» **Problem to solve**
Produce all the records again exactly as they stand.

» **Data section**
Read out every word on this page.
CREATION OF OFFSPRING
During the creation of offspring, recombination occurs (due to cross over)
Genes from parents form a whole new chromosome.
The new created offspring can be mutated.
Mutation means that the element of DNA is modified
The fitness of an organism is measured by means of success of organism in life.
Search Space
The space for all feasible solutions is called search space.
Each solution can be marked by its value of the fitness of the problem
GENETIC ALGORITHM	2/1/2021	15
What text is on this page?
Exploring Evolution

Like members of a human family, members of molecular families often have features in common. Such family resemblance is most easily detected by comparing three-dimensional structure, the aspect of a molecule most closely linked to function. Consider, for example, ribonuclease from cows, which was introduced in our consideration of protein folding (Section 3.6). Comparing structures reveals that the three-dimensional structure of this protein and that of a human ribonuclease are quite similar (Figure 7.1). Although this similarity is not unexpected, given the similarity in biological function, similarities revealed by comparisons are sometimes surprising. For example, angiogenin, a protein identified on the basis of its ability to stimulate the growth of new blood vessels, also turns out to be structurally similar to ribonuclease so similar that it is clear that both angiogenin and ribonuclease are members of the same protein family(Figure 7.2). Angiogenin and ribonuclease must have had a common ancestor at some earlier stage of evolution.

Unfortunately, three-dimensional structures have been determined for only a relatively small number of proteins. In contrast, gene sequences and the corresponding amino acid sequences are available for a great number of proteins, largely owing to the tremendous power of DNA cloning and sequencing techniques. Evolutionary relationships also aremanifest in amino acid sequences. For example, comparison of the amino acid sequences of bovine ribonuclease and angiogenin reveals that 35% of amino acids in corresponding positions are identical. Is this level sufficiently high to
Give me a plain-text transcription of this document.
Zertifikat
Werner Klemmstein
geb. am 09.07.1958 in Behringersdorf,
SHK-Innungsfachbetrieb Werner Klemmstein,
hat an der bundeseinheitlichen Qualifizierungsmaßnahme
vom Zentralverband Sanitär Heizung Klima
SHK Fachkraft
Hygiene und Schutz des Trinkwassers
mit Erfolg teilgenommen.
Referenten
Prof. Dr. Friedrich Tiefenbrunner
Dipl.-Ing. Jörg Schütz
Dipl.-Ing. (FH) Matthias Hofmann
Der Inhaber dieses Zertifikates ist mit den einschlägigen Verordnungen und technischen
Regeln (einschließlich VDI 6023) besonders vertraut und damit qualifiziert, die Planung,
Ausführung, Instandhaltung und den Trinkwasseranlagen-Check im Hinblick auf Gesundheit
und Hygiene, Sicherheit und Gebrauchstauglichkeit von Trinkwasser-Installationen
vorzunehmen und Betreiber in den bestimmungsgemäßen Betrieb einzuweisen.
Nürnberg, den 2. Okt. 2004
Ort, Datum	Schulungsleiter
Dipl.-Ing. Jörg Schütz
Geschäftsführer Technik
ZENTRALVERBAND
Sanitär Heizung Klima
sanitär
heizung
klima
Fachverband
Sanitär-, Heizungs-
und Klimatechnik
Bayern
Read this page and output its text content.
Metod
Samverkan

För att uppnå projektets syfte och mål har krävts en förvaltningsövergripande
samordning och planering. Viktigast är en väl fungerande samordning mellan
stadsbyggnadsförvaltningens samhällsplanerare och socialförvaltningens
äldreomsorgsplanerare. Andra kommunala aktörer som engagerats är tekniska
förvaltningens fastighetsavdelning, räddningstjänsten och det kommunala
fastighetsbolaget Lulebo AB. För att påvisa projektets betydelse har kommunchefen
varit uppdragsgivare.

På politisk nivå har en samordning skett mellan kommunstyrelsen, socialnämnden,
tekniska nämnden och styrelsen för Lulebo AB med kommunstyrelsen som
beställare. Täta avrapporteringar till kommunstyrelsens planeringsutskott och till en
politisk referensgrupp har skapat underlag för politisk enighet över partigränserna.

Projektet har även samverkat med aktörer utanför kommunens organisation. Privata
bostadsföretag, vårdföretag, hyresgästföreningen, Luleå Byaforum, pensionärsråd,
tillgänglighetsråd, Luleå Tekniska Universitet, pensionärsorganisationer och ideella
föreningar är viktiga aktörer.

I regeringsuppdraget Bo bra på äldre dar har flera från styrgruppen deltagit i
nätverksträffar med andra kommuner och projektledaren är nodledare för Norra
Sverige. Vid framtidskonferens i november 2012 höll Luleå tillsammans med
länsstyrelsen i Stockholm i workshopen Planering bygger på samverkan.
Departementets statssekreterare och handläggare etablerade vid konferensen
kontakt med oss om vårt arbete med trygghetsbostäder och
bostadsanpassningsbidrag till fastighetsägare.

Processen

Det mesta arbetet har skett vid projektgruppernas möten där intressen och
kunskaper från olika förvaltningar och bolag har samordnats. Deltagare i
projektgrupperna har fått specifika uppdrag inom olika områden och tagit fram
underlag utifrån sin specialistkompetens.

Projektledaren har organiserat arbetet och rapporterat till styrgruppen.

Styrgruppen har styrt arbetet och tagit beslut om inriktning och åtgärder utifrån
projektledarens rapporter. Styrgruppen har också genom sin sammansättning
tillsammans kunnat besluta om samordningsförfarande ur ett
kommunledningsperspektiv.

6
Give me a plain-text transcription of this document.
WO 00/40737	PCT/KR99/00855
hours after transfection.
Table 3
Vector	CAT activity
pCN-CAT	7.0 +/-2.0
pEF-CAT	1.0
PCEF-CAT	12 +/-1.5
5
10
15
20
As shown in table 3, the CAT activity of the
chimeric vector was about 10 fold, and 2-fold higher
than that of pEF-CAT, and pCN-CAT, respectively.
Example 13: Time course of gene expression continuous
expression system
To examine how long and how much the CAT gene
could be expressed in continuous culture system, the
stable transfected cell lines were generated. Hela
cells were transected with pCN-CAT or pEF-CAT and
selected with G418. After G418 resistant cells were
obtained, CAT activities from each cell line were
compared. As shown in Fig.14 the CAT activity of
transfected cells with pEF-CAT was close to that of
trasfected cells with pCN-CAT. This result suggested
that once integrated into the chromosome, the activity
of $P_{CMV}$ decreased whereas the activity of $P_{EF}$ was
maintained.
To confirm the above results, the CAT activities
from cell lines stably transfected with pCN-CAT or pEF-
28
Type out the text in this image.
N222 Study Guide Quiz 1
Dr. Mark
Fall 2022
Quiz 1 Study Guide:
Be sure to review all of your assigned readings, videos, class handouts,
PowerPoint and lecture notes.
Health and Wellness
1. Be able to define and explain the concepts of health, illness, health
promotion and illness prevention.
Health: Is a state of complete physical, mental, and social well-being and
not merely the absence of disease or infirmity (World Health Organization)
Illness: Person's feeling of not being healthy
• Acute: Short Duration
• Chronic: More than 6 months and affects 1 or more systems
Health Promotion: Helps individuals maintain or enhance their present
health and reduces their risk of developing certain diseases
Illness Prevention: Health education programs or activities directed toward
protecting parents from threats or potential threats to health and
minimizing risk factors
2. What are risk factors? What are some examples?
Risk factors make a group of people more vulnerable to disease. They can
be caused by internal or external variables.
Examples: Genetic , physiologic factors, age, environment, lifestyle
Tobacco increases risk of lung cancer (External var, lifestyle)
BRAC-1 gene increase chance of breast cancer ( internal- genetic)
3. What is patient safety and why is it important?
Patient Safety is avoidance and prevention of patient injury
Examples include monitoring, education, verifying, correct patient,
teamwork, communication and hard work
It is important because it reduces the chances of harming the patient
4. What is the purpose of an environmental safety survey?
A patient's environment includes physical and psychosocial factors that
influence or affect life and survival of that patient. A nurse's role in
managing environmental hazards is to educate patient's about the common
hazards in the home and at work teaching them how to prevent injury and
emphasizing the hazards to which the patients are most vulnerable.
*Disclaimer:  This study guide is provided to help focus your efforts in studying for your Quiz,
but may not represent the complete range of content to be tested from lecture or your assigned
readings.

» **Solution to this problem**
Read out every word on this page.
CREATION OF OFFSPRING
During the creation of offspring, recombination occurs (due to cross over)
Genes from parents form a whole new chromosome.
The new created offspring can be mutated.
Mutation means that the element of DNA is modified
The fitness of an organism is measured by means of success of organism in life.
Search Space
The space for all feasible solutions is called search space.
Each solution can be marked by its value of the fitness of the problem
GENETIC ALGORITHM	2/1/2021	15
What text is on this page?
Exploring Evolution

Like members of a human family, members of molecular families often have features in common. Such family resemblance is most easily detected by comparing three-dimensional structure, the aspect of a molecule most closely linked to function. Consider, for example, ribonuclease from cows, which was introduced in our consideration of protein folding (Section 3.6). Comparing structures reveals that the three-dimensional structure of this protein and that of a human ribonuclease are quite similar (Figure 7.1). Although this similarity is not unexpected, given the similarity in biological function, similarities revealed by comparisons are sometimes surprising. For example, angiogenin, a protein identified on the basis of its ability to stimulate the growth of new blood vessels, also turns out to be structurally similar to ribonuclease so similar that it is clear that both angiogenin and ribonuclease are members of the same protein family(Figure 7.2). Angiogenin and ribonuclease must have had a common ancestor at some earlier stage of evolution.

Unfortunately, three-dimensional structures have been determined for only a relatively small number of proteins. In contrast, gene sequences and the corresponding amino acid sequences are available for a great number of proteins, largely owing to the tremendous power of DNA cloning and sequencing techniques. Evolutionary relationships also aremanifest in amino acid sequences. For example, comparison of the amino acid sequences of bovine ribonuclease and angiogenin reveals that 35% of amino acids in corresponding positions are identical. Is this level sufficiently high to
Give me a plain-text transcription of this document.
Zertifikat
Werner Klemmstein
geb. am 09.07.1958 in Behringersdorf,
SHK-Innungsfachbetrieb Werner Klemmstein,
hat an der bundeseinheitlichen Qualifizierungsmaßnahme
vom Zentralverband Sanitär Heizung Klima
SHK Fachkraft
Hygiene und Schutz des Trinkwassers
mit Erfolg teilgenommen.
Referenten
Prof. Dr. Friedrich Tiefenbrunner
Dipl.-Ing. Jörg Schütz
Dipl.-Ing. (FH) Matthias Hofmann
Der Inhaber dieses Zertifikates ist mit den einschlägigen Verordnungen und technischen
Regeln (einschließlich VDI 6023) besonders vertraut und damit qualifiziert, die Planung,
Ausführung, Instandhaltung und den Trinkwasseranlagen-Check im Hinblick auf Gesundheit
und Hygiene, Sicherheit und Gebrauchstauglichkeit von Trinkwasser-Installationen
vorzunehmen und Betreiber in den bestimmungsgemäßen Betrieb einzuweisen.
Nürnberg, den 2. Okt. 2004
Ort, Datum	Schulungsleiter
Dipl.-Ing. Jörg Schütz
Geschäftsführer Technik
ZENTRALVERBAND
Sanitär Heizung Klima
sanitär
heizung
klima
Fachverband
Sanitär-, Heizungs-
und Klimatechnik
Bayern
Read this page and output its text content.
Metod
Samverkan

För att uppnå projektets syfte och mål har krävts en förvaltningsövergripande
samordning och planering. Viktigast är en väl fungerande samordning mellan
stadsbyggnadsförvaltningens samhällsplanerare och socialförvaltningens
äldreomsorgsplanerare. Andra kommunala aktörer som engagerats är tekniska
förvaltningens fastighetsavdelning, räddningstjänsten och det kommunala
fastighetsbolaget Lulebo AB. För att påvisa projektets betydelse har kommunchefen
varit uppdragsgivare.

På politisk nivå har en samordning skett mellan kommunstyrelsen, socialnämnden,
tekniska nämnden och styrelsen för Lulebo AB med kommunstyrelsen som
beställare. Täta avrapporteringar till kommunstyrelsens planeringsutskott och till en
politisk referensgrupp har skapat underlag för politisk enighet över partigränserna.

Projektet har även samverkat med aktörer utanför kommunens organisation. Privata
bostadsföretag, vårdföretag, hyresgästföreningen, Luleå Byaforum, pensionärsråd,
tillgänglighetsråd, Luleå Tekniska Universitet, pensionärsorganisationer och ideella
föreningar är viktiga aktörer.

I regeringsuppdraget Bo bra på äldre dar har flera från styrgruppen deltagit i
nätverksträffar med andra kommuner och projektledaren är nodledare för Norra
Sverige. Vid framtidskonferens i november 2012 höll Luleå tillsammans med
länsstyrelsen i Stockholm i workshopen Planering bygger på samverkan.
Departementets statssekreterare och handläggare etablerade vid konferensen
kontakt med oss om vårt arbete med trygghetsbostäder och
bostadsanpassningsbidrag till fastighetsägare.

Processen

Det mesta arbetet har skett vid projektgruppernas möten där intressen och
kunskaper från olika förvaltningar och bolag har samordnats. Deltagare i
projektgrupperna har fått specifika uppdrag inom olika områden och tagit fram
underlag utifrån sin specialistkompetens.

Projektledaren har organiserat arbetet och rapporterat till styrgruppen.

Styrgruppen har styrt arbetet och tagit beslut om inriktning och åtgärder utifrån
projektledarens rapporter. Styrgruppen har också genom sin sammansättning
tillsammans kunnat besluta om samordningsförfarande ur ett
kommunledningsperspektiv.

6
Give me a plain-text transcription of this document.
WO 00/40737	PCT/KR99/00855
hours after transfection.
Table 3
Vector	CAT activity
pCN-CAT	7.0 +/-2.0
pEF-CAT	1.0
PCEF-CAT	12 +/-1.5
5
10
15
20
As shown in table 3, the CAT activity of the
chimeric vector was about 10 fold, and 2-fold higher
than that of pEF-CAT, and pCN-CAT, respectively.
Example 13: Time course of gene expression continuous
expression system
To examine how long and how much the CAT gene
could be expressed in continuous culture system, the
stable transfected cell lines were generated. Hela
cells were transected with pCN-CAT or pEF-CAT and
selected with G418. After G418 resistant cells were
obtained, CAT activities from each cell line were
compared. As shown in Fig.14 the CAT activity of
transfected cells with pEF-CAT was close to that of
trasfected cells with pCN-CAT. This result suggested
that once integrated into the chromosome, the activity
of $P_{CMV}$ decreased whereas the activity of $P_{EF}$ was
maintained.
To confirm the above results, the CAT activities
from cell lines stably transfected with pCN-CAT or pEF-
28
Type out the text in this image.
N222 Study Guide Quiz 1
Dr. Mark
Fall 2022
Quiz 1 Study Guide:
Be sure to review all of your assigned readings, videos, class handouts,
PowerPoint and lecture notes.
Health and Wellness
1. Be able to define and explain the concepts of health, illness, health
promotion and illness prevention.
Health: Is a state of complete physical, mental, and social well-being and
not merely the absence of disease or infirmity (World Health Organization)
Illness: Person's feeling of not being healthy
• Acute: Short Duration
• Chronic: More than 6 months and affects 1 or more systems
Health Promotion: Helps individuals maintain or enhance their present
health and reduces their risk of developing certain diseases
Illness Prevention: Health education programs or activities directed toward
protecting parents from threats or potential threats to health and
minimizing risk factors
2. What are risk factors? What are some examples?
Risk factors make a group of people more vulnerable to disease. They can
be caused by internal or external variables.
Examples: Genetic , physiologic factors, age, environment, lifestyle
Tobacco increases risk of lung cancer (External var, lifestyle)
BRAC-1 gene increase chance of breast cancer ( internal- genetic)
3. What is patient safety and why is it important?
Patient Safety is avoidance and prevention of patient injury
Examples include monitoring, education, verifying, correct patient,
teamwork, communication and hard work
It is important because it reduces the chances of harming the patient
4. What is the purpose of an environmental safety survey?
A patient's environment includes physical and psychosocial factors that
influence or affect life and survival of that patient. A nurse's role in
managing environmental hazards is to educate patient's about the common
hazards in the home and at work teaching them how to prevent injury and
emphasizing the hazards to which the patients are most vulnerable.
*Disclaimer:  This study guide is provided to help focus your efforts in studying for your Quiz,
but may not represent the complete range of content to be tested from lecture or your assigned
readings.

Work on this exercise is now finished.